*Task details*:
Identify and pull out each line of the entries in which "source" occurs.

*Data shown*:
(begin)

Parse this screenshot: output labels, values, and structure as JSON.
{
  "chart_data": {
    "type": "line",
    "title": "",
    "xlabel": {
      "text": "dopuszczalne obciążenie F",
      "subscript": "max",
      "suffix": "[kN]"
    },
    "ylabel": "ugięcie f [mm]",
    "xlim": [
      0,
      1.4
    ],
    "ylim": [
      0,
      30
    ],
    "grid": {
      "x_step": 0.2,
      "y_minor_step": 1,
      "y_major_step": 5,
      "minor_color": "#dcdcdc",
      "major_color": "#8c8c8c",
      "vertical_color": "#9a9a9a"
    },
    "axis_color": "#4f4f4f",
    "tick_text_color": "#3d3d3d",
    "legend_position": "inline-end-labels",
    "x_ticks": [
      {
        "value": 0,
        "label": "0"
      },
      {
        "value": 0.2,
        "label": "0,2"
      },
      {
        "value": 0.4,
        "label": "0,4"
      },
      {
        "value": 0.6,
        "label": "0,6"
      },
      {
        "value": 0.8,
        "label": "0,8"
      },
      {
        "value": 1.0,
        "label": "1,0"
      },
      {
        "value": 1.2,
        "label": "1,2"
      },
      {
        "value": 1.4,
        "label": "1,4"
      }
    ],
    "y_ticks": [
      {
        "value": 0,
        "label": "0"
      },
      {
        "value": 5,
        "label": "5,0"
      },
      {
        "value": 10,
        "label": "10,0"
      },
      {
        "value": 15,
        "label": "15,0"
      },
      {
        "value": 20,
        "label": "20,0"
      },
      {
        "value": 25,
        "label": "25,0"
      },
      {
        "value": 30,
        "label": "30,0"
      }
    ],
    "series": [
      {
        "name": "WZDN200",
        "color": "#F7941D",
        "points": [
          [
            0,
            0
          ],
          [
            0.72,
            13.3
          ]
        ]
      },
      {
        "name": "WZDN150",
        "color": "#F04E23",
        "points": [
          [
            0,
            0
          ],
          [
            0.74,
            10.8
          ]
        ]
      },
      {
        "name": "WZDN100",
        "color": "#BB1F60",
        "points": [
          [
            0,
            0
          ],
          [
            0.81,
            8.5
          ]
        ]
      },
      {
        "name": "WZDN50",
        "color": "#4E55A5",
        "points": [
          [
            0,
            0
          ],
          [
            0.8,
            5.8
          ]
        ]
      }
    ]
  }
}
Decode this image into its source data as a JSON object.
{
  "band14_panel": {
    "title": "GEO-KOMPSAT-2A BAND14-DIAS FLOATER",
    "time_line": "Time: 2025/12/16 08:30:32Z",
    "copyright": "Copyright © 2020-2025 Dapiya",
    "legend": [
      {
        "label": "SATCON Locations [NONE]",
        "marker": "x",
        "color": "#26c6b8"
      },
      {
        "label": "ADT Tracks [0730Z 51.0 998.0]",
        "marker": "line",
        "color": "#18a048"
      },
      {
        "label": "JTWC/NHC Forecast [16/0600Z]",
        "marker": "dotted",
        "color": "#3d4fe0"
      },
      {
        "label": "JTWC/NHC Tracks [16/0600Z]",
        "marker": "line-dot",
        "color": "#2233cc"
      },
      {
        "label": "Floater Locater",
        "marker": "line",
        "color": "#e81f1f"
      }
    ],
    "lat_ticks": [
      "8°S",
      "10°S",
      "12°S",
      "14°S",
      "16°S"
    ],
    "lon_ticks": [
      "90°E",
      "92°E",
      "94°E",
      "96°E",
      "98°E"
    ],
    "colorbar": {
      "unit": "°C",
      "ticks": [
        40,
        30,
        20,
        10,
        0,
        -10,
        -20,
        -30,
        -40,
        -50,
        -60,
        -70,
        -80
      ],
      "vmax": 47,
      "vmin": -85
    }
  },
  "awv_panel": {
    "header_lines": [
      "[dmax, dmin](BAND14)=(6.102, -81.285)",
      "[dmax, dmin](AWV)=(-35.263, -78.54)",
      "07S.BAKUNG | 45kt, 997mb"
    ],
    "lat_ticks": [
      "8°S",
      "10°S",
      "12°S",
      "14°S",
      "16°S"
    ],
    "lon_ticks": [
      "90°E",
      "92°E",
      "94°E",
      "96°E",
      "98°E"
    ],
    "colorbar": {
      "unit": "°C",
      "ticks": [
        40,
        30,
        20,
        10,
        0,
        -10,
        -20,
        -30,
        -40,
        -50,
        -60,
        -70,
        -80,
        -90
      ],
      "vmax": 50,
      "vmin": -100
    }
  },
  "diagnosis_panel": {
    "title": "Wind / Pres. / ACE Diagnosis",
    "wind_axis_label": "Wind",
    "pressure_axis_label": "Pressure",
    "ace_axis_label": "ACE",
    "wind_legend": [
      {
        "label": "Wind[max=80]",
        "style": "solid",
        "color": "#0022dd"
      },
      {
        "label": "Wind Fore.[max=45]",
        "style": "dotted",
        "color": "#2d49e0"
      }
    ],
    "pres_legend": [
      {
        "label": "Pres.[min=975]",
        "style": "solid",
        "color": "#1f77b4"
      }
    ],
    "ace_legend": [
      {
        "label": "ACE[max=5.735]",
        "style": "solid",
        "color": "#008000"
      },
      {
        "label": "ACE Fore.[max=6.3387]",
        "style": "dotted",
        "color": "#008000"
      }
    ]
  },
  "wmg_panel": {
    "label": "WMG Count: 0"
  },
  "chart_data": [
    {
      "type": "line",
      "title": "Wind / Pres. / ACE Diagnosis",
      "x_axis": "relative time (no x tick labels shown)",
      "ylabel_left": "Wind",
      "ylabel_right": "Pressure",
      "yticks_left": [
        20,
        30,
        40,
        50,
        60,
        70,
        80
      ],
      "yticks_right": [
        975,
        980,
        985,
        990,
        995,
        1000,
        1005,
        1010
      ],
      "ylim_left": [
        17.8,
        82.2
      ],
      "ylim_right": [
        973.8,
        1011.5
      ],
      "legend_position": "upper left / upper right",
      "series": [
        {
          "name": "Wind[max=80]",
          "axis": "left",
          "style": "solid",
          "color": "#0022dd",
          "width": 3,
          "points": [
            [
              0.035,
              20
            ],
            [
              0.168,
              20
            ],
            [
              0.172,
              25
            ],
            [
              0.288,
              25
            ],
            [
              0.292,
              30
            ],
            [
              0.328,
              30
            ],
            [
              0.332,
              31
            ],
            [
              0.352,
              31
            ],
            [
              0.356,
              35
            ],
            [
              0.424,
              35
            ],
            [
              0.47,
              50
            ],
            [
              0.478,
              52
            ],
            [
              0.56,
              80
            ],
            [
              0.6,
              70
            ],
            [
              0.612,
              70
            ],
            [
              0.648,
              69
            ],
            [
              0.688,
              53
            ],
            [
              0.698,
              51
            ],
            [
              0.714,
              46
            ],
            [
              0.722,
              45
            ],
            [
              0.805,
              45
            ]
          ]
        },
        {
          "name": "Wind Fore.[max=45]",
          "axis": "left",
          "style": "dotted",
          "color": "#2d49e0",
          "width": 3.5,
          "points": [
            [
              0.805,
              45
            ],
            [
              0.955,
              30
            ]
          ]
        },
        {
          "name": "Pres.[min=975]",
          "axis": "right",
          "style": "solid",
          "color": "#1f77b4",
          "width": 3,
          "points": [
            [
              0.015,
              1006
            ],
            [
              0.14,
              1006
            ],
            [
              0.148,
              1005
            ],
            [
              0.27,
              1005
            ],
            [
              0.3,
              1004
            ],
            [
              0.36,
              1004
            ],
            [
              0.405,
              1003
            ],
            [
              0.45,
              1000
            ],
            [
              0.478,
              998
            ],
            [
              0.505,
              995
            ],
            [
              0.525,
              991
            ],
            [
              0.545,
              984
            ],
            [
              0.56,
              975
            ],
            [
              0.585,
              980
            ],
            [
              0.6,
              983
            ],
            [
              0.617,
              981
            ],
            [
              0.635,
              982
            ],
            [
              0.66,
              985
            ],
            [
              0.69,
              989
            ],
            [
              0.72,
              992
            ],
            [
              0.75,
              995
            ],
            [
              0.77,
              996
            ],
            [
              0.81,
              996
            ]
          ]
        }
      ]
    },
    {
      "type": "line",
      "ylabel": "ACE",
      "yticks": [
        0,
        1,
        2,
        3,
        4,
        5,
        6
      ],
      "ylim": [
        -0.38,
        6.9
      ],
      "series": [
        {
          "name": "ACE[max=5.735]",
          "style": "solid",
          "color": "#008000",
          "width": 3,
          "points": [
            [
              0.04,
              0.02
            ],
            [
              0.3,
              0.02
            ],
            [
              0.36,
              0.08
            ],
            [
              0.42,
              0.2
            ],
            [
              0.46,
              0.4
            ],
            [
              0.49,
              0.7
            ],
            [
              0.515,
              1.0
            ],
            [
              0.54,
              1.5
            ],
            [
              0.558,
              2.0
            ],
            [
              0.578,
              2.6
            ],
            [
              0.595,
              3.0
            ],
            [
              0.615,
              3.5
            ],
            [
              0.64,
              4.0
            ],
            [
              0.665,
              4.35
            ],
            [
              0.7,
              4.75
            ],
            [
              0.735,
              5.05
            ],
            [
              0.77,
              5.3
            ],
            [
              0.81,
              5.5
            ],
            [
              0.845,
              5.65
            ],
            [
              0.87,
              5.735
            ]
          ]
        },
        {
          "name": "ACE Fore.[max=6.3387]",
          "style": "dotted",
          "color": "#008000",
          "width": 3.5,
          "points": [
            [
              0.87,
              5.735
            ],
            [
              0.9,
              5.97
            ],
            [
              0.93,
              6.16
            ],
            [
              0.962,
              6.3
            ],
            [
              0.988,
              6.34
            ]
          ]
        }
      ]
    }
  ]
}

(end)
(begin)

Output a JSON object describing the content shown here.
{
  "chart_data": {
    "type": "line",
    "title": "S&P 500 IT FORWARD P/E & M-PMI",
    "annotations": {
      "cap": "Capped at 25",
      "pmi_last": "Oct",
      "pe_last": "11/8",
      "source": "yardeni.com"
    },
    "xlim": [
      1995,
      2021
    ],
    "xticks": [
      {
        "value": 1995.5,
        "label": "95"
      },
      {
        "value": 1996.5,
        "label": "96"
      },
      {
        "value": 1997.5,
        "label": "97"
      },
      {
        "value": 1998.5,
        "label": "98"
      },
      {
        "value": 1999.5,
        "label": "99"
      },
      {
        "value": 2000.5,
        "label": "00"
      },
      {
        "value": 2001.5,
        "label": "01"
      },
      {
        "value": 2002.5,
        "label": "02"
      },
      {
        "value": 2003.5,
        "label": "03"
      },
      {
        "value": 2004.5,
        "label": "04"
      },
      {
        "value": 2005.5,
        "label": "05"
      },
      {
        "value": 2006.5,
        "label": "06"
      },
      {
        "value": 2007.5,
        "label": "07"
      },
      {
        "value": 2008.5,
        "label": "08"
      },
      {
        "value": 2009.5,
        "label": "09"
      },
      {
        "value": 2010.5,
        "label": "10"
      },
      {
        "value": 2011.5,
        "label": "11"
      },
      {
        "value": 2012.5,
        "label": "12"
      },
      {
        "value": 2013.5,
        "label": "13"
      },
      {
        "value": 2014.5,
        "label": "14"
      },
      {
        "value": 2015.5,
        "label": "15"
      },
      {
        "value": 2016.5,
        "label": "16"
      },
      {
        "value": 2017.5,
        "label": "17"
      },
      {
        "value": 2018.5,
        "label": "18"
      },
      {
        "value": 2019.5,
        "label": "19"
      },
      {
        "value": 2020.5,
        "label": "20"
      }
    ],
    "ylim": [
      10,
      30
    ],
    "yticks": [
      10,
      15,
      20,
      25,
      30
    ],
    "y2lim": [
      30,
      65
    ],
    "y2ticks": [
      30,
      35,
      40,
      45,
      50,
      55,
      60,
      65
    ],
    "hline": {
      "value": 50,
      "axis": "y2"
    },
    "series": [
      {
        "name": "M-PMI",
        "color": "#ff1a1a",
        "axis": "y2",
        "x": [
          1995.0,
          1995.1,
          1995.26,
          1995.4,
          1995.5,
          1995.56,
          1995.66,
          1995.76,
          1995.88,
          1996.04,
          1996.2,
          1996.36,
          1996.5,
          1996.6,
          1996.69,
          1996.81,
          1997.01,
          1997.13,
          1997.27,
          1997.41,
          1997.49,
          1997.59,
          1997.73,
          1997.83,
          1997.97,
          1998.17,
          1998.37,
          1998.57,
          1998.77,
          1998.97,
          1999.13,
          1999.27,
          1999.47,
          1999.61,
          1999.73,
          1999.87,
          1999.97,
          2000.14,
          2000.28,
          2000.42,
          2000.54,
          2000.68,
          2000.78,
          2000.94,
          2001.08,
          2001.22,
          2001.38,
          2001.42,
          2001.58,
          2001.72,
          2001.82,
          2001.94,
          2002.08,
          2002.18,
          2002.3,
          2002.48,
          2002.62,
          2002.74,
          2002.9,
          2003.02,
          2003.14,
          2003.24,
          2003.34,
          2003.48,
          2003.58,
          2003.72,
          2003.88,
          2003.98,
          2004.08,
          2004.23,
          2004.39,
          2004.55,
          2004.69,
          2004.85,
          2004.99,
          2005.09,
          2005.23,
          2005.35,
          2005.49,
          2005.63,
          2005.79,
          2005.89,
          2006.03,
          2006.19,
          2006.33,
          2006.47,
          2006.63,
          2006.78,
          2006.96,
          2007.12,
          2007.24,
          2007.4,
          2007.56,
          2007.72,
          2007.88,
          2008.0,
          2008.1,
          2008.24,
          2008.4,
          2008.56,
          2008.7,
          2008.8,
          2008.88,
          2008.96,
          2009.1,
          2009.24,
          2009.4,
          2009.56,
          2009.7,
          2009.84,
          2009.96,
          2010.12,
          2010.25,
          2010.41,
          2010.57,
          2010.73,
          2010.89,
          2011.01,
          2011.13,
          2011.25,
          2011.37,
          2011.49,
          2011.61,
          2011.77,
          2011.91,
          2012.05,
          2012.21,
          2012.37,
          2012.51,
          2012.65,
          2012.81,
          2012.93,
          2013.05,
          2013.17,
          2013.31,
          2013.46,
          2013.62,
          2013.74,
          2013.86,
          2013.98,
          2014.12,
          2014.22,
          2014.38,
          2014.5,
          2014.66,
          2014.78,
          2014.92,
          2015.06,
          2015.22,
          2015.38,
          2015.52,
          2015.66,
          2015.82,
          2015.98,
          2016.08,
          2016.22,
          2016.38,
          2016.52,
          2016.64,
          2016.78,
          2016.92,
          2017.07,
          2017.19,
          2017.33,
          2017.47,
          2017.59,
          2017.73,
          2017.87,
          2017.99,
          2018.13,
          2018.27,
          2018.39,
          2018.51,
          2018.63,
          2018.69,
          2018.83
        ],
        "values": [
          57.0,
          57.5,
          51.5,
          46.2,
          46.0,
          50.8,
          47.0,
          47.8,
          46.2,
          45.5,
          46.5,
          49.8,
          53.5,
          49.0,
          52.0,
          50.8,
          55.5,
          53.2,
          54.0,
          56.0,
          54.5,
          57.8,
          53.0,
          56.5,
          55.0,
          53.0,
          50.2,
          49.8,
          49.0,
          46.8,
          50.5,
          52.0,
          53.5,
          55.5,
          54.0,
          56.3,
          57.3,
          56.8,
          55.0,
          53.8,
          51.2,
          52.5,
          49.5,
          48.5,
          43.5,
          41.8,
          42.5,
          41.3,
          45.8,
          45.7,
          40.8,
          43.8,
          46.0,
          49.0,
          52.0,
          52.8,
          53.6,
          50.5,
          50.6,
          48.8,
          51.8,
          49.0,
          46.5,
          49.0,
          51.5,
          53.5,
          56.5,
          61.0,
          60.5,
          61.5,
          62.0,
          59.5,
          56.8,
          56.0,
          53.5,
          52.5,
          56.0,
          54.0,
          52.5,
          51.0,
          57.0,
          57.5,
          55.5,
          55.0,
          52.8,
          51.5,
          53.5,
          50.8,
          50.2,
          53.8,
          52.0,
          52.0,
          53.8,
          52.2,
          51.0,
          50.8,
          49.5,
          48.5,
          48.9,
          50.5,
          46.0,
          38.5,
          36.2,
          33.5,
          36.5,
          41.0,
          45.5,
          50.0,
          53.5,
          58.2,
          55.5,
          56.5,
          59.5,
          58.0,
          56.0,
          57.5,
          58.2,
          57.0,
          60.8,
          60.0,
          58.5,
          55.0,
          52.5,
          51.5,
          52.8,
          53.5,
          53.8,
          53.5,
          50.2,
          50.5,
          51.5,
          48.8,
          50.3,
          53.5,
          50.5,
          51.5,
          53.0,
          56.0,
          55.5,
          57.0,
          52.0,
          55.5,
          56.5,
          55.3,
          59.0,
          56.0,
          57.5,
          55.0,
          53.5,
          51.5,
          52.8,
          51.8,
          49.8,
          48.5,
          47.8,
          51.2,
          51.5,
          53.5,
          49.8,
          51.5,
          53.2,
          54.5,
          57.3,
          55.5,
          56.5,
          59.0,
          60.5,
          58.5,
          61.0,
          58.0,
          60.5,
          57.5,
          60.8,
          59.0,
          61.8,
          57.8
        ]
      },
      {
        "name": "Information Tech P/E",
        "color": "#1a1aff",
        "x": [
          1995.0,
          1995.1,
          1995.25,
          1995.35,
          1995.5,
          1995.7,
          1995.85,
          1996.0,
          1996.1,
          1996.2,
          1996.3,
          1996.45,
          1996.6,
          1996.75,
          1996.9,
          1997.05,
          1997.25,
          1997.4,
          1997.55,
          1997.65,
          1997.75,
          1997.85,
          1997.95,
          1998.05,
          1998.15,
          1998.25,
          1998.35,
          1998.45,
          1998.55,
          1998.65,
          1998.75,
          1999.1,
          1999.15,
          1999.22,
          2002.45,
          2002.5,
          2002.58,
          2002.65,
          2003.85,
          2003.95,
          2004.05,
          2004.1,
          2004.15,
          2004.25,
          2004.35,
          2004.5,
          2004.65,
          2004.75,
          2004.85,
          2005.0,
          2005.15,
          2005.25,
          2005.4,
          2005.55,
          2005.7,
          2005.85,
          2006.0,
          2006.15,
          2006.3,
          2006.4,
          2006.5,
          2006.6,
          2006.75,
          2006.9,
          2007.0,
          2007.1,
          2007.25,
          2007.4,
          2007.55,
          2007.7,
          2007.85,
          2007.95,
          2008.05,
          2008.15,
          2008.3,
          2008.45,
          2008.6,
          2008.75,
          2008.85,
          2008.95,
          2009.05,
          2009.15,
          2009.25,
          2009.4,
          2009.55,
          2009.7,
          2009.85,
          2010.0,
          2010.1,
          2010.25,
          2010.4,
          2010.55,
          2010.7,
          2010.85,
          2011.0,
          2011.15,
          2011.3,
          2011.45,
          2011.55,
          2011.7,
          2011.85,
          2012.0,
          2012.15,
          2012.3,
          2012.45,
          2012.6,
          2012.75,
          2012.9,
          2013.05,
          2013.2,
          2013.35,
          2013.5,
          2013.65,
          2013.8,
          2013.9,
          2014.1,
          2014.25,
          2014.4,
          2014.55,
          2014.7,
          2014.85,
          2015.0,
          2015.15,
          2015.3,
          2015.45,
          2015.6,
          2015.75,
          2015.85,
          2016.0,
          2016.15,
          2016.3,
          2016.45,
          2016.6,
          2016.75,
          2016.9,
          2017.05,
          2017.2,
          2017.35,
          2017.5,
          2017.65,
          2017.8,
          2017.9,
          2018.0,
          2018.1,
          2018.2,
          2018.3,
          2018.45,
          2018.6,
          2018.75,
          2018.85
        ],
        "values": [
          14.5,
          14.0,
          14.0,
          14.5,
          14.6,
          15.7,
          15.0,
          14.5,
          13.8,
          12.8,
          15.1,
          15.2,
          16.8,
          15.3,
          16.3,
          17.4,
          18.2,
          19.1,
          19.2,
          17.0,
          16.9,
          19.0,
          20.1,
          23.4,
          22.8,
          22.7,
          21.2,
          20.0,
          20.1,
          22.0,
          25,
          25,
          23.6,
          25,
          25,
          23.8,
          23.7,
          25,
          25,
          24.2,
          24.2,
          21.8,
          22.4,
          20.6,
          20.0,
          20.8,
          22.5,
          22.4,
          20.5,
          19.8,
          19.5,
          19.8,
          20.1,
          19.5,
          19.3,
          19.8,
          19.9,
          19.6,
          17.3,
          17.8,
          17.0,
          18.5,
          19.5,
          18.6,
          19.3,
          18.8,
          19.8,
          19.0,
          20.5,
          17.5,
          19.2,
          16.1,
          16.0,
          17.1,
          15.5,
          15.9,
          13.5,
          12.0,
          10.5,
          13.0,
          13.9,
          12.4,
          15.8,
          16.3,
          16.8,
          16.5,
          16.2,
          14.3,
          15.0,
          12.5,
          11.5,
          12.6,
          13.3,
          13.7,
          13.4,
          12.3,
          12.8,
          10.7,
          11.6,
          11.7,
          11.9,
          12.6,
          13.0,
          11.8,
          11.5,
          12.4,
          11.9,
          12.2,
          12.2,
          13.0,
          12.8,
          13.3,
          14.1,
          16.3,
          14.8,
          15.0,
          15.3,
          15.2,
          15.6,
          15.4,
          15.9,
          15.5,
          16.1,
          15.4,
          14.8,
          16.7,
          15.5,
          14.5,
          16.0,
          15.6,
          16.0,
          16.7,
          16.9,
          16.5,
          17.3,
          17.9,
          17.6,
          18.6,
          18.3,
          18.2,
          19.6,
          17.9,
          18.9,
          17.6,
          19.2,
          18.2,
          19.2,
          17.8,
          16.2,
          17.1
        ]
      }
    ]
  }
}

(end)

*Solution to the exercise*:
Decode this image into its source data as a JSON object.
      "source": "yardeni.com"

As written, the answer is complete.